| Vragen en opdrachten |
• 1. Geef bij elk van de volgende beweringen aan of deze overeenstemt met de tekst over de uitnodiging in satsang, met ja of nee en een letterlijk citaat van de beslissende woorden. (a) De uitnodiging in satsang is in de loop der tijd gewijzigd. (b) Niet-denken is beter dan denken. (c) Denken komt op in niet-denken.
• 2. Schrijf uit de tekst over de uitnodiging in satsang letterlijk het gedeelte over dat begint bij "kunnen kennen of" en eindigt bij "van de twee.".

Advaya

Over de uitnodiging in satsang, en de
‘heilige volgorde’

De uitnodiging in satsang is nooit gewijzigd.

Deze uitnodiging zou je als volgt kunnen samenvatten.

Herkenning van je ware natuur is mogelijk

zodra je bereid bent in ieder verhaal dat opkomt

een gat te laten vallen, een onderbreking,

nu.

Weliswaar is deze onderbreking slechts de ingang,

maar vanuit deze onderbreking kun je zien

dat zien zelf in feite groots is:

het toont dat jijzelf het kennende, ziende beginsel bent,

dat ononderbroken, vanuit zichzelf, licht schenkt aan wat dan ook.

Zonder dit vanuit-jezelf-lichtschenkende zou je niets

kunnen kennen of beleven.

Vanuit de genoemde onderbreking kun je ook zien

dat deze ongescheiden is van de dingen die erin opkomen –

dat in werkelijkheid alles inclusief is.

Er is zowel denken als niet-denken.

Niet-denken (de onderbreking) is zelf nog geen twee,

en toch is het direct een van de twee.

Niet-denken is niet ‘beter’ dan denken, maar er blijkt

een soort innerlijke hiërarchie of volgorde te zijn:

denken komt op in niet-denken, en niet andersom.

Dat wat slechts een ‘gat’ lijkt, een onderbreking, niet-denken,

is in feite alomvattend, groots.

| Gegevensfragment |
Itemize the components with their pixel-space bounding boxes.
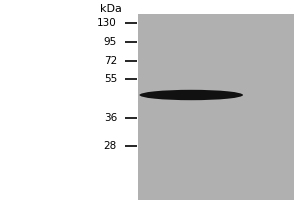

| Volledige antwoorden |
• 1.
(a) Nee: “De uitnodiging in satsang is nooit gewijzigd.”
(b) Nee: “Niet-denken is niet ‘beter’ dan denken”
(c) Ja: “denken komt op in niet-denken, en niet andersom.”

• 2.
kunnen kennen of beleven.

Vanuit de genoemde onderbreking kun je ook zien

dat deze ongescheiden is van de dingen die erin opkomen –

dat in werkelijkheid alles inclusief is.

Er is zowel denken als niet-denken.

Niet-denken (de onderbreking) is zelf nog geen twee,

en toch is het direct een van de twee.